:: DESCRIPTION OF THE TASK ::
Pull out every line below that holds the word "true".

···

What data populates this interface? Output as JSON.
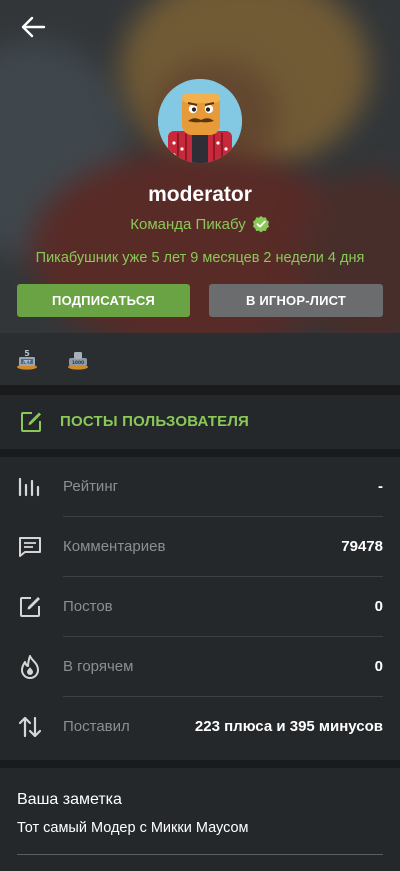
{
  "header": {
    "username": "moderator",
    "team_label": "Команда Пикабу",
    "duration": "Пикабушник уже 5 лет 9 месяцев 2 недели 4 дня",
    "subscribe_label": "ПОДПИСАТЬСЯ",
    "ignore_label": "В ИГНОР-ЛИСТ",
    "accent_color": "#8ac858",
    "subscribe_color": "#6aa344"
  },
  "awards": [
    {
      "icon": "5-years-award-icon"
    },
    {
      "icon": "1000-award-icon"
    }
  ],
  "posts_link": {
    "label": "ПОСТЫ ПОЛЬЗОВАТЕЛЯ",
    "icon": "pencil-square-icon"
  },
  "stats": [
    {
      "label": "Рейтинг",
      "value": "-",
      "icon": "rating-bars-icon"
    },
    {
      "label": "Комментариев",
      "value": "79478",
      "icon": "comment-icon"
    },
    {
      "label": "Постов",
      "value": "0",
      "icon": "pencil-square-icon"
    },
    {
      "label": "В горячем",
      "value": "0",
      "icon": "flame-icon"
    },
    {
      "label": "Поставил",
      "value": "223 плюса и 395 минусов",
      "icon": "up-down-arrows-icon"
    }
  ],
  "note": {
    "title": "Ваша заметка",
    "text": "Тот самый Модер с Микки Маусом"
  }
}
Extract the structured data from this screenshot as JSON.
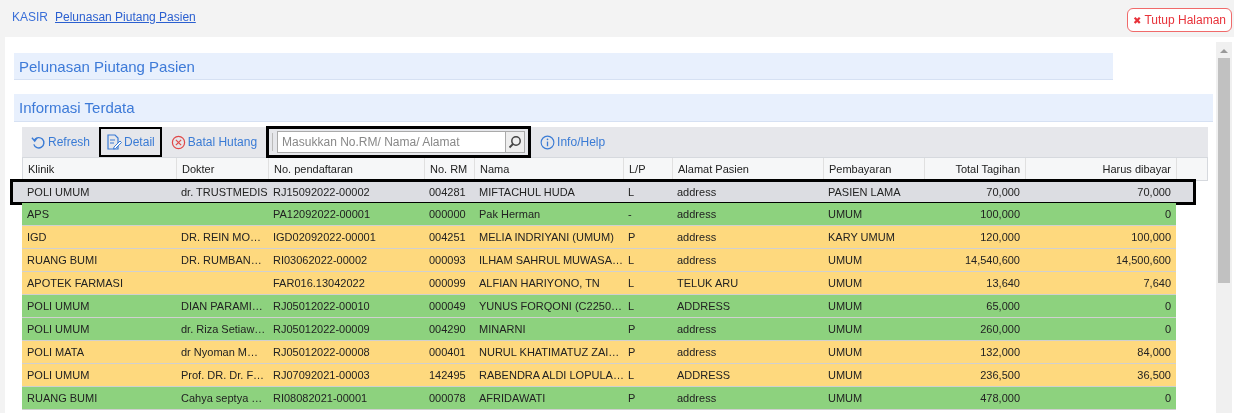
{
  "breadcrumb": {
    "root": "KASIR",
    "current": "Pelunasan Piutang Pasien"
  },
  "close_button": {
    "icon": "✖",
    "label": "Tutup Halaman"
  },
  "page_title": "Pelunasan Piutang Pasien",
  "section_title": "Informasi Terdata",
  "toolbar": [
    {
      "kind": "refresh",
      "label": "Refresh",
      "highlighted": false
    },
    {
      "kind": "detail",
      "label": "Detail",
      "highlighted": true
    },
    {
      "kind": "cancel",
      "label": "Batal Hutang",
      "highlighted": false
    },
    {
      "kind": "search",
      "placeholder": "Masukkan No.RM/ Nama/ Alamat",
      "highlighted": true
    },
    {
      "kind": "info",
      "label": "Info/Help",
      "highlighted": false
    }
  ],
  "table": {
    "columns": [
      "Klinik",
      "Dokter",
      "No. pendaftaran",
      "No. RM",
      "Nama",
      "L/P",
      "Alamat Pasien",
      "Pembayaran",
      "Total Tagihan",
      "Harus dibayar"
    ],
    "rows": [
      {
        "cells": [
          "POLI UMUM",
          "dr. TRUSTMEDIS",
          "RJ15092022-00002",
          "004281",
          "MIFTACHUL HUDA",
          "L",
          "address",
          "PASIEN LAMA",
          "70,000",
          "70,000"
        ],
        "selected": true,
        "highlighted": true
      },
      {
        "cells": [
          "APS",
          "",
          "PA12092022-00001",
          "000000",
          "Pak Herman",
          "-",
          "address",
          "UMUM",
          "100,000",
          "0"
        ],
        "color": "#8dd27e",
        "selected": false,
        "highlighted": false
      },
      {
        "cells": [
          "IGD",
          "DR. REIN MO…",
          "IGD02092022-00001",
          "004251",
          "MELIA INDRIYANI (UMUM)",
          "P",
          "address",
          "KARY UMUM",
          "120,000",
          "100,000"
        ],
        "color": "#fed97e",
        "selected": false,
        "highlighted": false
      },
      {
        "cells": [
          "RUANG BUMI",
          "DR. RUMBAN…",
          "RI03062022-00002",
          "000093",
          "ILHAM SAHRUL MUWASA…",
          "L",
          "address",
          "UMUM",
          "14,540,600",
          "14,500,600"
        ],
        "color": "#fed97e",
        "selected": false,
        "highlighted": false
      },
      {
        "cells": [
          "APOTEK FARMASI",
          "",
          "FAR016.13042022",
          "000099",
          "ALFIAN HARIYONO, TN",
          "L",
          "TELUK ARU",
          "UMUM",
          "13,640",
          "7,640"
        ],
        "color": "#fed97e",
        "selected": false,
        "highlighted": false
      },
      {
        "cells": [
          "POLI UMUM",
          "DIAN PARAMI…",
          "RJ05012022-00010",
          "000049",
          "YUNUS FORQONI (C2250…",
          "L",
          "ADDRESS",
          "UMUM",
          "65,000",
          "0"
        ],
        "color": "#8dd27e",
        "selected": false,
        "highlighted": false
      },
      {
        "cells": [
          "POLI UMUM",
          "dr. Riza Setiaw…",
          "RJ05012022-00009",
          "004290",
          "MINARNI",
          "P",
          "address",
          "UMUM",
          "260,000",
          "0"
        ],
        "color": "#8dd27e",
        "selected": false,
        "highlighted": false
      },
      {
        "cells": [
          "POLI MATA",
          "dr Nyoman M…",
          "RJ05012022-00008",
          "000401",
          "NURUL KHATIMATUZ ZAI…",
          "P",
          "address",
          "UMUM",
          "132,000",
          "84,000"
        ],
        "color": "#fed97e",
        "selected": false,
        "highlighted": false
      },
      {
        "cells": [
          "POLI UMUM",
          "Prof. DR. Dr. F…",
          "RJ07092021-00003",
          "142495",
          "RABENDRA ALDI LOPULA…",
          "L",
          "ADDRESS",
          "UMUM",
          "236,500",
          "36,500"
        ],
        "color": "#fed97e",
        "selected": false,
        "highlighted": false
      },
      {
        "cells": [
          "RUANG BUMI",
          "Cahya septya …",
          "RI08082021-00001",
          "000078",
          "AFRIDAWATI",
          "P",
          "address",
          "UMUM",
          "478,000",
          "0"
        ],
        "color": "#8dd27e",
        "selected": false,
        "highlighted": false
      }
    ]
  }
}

···

:: CORRECT OUTPUT ::
      "highlighted": true
      "highlighted": true
        "selected": true,
        "highlighted": true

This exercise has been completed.